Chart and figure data
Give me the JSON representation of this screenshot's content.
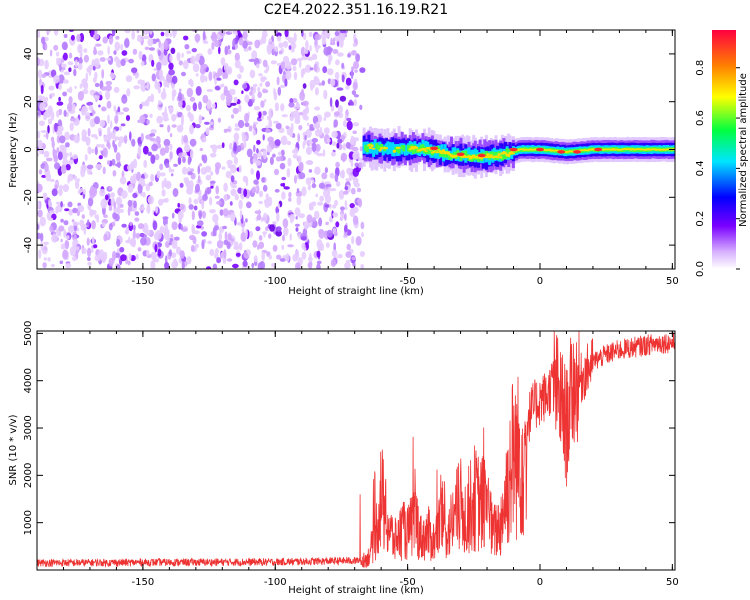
{
  "title": "C2E4.2022.351.16.19.R21",
  "chart_data": [
    {
      "type": "heatmap",
      "xlabel": "Height of straight line (km)",
      "ylabel": "Frequency (Hz)",
      "xlim": [
        -190,
        51
      ],
      "ylim": [
        -50,
        50
      ],
      "xticks": [
        -150,
        -100,
        -50,
        0,
        50
      ],
      "yticks": [
        -40,
        -20,
        0,
        20,
        40
      ],
      "noise_region_x": [
        -190,
        -67
      ],
      "signal_region_x": [
        -67,
        51
      ],
      "signal_center_hz": [
        {
          "x": -67,
          "y": 1
        },
        {
          "x": -55,
          "y": 0
        },
        {
          "x": -45,
          "y": 0.5
        },
        {
          "x": -35,
          "y": -2
        },
        {
          "x": -25,
          "y": -3
        },
        {
          "x": -15,
          "y": -2.5
        },
        {
          "x": -8,
          "y": 0
        },
        {
          "x": 0,
          "y": 0
        },
        {
          "x": 10,
          "y": -1
        },
        {
          "x": 20,
          "y": 0
        },
        {
          "x": 35,
          "y": 0
        },
        {
          "x": 51,
          "y": 0
        }
      ],
      "colorbar": {
        "label": "Normalized spectral amplitude",
        "range": [
          0.0,
          0.95
        ],
        "ticks": [
          "0.0",
          "0.2",
          "0.4",
          "0.6",
          "0.8"
        ],
        "colors": [
          "#ffffff",
          "#d9b3ff",
          "#7a00ff",
          "#0000ff",
          "#00e5ff",
          "#00ff40",
          "#ffff00",
          "#ff8000",
          "#ff0040"
        ]
      }
    },
    {
      "type": "line",
      "xlabel": "Height of straight line (km)",
      "ylabel": "SNR (10 * v/v)",
      "xlim": [
        -190,
        51
      ],
      "ylim": [
        0,
        5050
      ],
      "xticks": [
        -150,
        -100,
        -50,
        0,
        50
      ],
      "yticks": [
        1000,
        2000,
        3000,
        4000,
        5000
      ],
      "series_color": "#ee3333",
      "series": [
        {
          "x": [
            -190,
            -150,
            -100,
            -68,
            -65,
            -62,
            -60,
            -58,
            -55,
            -52,
            -50,
            -47,
            -45,
            -42,
            -40,
            -37,
            -35,
            -32,
            -30,
            -28,
            -25,
            -22,
            -20,
            -18,
            -15,
            -12,
            -10,
            -8,
            -5,
            -3,
            0,
            3,
            5,
            8,
            10,
            12,
            15,
            20,
            25,
            30,
            35,
            40,
            45,
            51
          ],
          "y": [
            150,
            160,
            170,
            200,
            300,
            900,
            1900,
            1200,
            700,
            1000,
            900,
            1300,
            800,
            900,
            700,
            1300,
            900,
            1400,
            1600,
            1300,
            1800,
            1600,
            1900,
            900,
            1100,
            2200,
            2900,
            2800,
            3100,
            3400,
            3600,
            3700,
            4000,
            3500,
            3000,
            3800,
            4000,
            4400,
            4550,
            4650,
            4700,
            4750,
            4800,
            4800
          ]
        }
      ]
    }
  ]
}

What is required. Strip the images and reproduce the remaining records precisely.

Exercise output.
Give me the JSON representation of this screenshot's content.
{
  "title": "C2E4.2022.351.16.19.R21",
  "chart_data": [
    {
      "type": "heatmap",
      "xlabel": "Height of straight line (km)",
      "ylabel": "Frequency (Hz)",
      "xlim": [
        -190,
        51
      ],
      "ylim": [
        -50,
        50
      ],
      "xticks": [
        -150,
        -100,
        -50,
        0,
        50
      ],
      "yticks": [
        -40,
        -20,
        0,
        20,
        40
      ],
      "noise_region_x": [
        -190,
        -67
      ],
      "signal_region_x": [
        -67,
        51
      ],
      "signal_center_hz": [
        {
          "x": -67,
          "y": 1
        },
        {
          "x": -55,
          "y": 0
        },
        {
          "x": -45,
          "y": 0.5
        },
        {
          "x": -35,
          "y": -2
        },
        {
          "x": -25,
          "y": -3
        },
        {
          "x": -15,
          "y": -2.5
        },
        {
          "x": -8,
          "y": 0
        },
        {
          "x": 0,
          "y": 0
        },
        {
          "x": 10,
          "y": -1
        },
        {
          "x": 20,
          "y": 0
        },
        {
          "x": 35,
          "y": 0
        },
        {
          "x": 51,
          "y": 0
        }
      ],
      "colorbar": {
        "label": "Normalized spectral amplitude",
        "range": [
          0.0,
          0.95
        ],
        "ticks": [
          "0.0",
          "0.2",
          "0.4",
          "0.6",
          "0.8"
        ],
        "colors": [
          "#ffffff",
          "#d9b3ff",
          "#7a00ff",
          "#0000ff",
          "#00e5ff",
          "#00ff40",
          "#ffff00",
          "#ff8000",
          "#ff0040"
        ]
      }
    },
    {
      "type": "line",
      "xlabel": "Height of straight line (km)",
      "ylabel": "SNR (10 * v/v)",
      "xlim": [
        -190,
        51
      ],
      "ylim": [
        0,
        5050
      ],
      "xticks": [
        -150,
        -100,
        -50,
        0,
        50
      ],
      "yticks": [
        1000,
        2000,
        3000,
        4000,
        5000
      ],
      "series_color": "#ee3333",
      "series": [
        {
          "x": [
            -190,
            -150,
            -100,
            -68,
            -65,
            -62,
            -60,
            -58,
            -55,
            -52,
            -50,
            -47,
            -45,
            -42,
            -40,
            -37,
            -35,
            -32,
            -30,
            -28,
            -25,
            -22,
            -20,
            -18,
            -15,
            -12,
            -10,
            -8,
            -5,
            -3,
            0,
            3,
            5,
            8,
            10,
            12,
            15,
            20,
            25,
            30,
            35,
            40,
            45,
            51
          ],
          "y": [
            150,
            160,
            170,
            200,
            300,
            900,
            1900,
            1200,
            700,
            1000,
            900,
            1300,
            800,
            900,
            700,
            1300,
            900,
            1400,
            1600,
            1300,
            1800,
            1600,
            1900,
            900,
            1100,
            2200,
            2900,
            2800,
            3100,
            3400,
            3600,
            3700,
            4000,
            3500,
            3000,
            3800,
            4000,
            4400,
            4550,
            4650,
            4700,
            4750,
            4800,
            4800
          ]
        }
      ]
    }
  ]
}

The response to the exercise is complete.